> _DATASET RECORDS_
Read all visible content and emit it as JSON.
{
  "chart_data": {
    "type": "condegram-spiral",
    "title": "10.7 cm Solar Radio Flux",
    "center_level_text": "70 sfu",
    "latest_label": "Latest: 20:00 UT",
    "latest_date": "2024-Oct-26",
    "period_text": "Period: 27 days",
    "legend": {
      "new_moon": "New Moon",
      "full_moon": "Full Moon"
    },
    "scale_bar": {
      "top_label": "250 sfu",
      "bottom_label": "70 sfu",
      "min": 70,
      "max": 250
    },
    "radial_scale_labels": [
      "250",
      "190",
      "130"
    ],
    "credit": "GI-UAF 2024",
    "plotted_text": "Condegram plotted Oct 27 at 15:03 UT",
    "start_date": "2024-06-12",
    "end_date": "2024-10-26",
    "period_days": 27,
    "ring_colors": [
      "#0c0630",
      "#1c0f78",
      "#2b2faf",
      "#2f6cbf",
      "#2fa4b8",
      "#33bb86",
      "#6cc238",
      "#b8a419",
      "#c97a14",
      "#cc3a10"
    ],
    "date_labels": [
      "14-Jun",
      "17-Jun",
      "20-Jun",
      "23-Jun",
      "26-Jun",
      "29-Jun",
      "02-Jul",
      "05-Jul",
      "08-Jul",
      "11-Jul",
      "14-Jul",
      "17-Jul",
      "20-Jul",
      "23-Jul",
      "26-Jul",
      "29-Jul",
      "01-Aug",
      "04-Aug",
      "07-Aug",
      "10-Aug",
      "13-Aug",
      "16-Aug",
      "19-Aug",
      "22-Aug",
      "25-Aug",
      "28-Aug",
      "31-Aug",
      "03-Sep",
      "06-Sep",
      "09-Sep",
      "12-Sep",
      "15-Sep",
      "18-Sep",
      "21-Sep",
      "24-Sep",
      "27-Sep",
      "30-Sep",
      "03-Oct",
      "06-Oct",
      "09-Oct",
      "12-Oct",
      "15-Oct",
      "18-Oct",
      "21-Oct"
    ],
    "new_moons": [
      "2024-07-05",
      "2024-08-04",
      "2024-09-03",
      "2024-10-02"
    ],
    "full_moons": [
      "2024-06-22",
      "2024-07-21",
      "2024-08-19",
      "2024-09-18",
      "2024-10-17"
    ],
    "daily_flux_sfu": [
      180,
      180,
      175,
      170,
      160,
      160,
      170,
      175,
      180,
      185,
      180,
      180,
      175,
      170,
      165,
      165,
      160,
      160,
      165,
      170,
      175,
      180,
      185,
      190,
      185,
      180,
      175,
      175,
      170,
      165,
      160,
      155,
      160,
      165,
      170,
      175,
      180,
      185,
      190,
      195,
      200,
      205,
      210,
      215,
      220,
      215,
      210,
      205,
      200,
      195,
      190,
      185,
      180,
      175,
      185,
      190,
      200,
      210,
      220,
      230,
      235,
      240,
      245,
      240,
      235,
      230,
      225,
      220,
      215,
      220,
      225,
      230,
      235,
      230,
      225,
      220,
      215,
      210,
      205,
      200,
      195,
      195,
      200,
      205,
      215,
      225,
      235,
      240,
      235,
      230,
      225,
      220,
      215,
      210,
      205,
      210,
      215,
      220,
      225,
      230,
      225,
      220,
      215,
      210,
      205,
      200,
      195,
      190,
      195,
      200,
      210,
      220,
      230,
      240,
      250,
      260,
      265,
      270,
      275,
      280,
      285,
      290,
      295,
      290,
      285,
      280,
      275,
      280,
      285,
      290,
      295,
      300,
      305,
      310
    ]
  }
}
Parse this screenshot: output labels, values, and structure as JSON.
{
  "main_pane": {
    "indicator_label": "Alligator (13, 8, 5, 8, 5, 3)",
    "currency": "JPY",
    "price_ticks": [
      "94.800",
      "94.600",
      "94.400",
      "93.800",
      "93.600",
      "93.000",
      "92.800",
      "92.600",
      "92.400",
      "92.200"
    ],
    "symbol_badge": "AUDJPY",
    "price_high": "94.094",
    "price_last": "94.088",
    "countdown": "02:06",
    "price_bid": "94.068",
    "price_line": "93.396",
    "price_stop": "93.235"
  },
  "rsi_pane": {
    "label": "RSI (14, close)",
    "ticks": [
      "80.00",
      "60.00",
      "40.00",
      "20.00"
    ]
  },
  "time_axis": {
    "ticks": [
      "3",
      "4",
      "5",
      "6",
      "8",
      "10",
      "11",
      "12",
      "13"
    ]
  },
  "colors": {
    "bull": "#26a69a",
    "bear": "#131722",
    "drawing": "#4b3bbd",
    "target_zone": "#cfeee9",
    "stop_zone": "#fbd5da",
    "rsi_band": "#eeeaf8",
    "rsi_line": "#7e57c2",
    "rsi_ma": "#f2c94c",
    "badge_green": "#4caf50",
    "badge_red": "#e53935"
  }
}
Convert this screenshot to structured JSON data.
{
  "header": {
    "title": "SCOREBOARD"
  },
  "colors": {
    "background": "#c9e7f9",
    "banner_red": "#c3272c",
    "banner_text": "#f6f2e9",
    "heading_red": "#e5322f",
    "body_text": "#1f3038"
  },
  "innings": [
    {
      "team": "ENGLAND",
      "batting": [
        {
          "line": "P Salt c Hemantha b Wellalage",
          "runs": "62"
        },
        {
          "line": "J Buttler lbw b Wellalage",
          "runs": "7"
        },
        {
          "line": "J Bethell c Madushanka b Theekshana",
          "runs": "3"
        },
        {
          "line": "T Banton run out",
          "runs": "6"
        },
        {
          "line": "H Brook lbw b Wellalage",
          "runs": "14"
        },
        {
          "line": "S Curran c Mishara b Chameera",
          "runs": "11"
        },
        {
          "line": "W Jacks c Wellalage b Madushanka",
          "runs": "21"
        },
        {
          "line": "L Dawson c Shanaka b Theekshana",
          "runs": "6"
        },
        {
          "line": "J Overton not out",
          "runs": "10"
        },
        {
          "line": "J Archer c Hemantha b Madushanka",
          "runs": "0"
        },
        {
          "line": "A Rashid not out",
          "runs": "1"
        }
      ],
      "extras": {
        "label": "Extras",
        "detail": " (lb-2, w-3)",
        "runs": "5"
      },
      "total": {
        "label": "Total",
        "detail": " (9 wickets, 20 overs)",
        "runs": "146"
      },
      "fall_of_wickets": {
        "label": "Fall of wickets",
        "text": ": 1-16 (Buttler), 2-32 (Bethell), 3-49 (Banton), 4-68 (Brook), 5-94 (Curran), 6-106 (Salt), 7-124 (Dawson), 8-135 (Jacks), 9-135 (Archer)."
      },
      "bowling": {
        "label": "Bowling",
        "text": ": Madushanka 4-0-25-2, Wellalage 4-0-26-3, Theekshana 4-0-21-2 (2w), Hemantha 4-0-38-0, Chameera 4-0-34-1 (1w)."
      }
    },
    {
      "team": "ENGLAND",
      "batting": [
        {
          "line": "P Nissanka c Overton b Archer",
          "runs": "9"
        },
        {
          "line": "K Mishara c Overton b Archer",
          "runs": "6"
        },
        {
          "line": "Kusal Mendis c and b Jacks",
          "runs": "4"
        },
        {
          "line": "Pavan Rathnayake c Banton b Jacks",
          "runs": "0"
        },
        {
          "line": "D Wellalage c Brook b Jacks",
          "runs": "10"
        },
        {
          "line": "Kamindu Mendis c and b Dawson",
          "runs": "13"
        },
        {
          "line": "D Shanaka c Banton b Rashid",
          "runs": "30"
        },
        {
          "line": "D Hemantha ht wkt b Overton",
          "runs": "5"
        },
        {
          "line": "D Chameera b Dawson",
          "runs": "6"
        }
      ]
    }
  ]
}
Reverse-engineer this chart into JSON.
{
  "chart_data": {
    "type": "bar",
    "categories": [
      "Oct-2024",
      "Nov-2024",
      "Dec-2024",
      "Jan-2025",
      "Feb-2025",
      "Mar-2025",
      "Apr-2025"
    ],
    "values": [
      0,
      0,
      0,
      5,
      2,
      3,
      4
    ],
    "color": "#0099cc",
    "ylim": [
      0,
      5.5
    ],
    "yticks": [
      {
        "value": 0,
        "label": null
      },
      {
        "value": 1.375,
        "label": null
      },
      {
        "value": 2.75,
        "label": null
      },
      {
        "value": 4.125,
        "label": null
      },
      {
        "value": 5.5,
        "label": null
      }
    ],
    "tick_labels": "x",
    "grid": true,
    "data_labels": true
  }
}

> _WORK REQUIRED_
Pick out each line that holds the string "screenshot".

> _FULL SOLUTION_
Parse this screenshot: output labels, values, and structure as JSON.
Convert this screenshot to structured JSON data.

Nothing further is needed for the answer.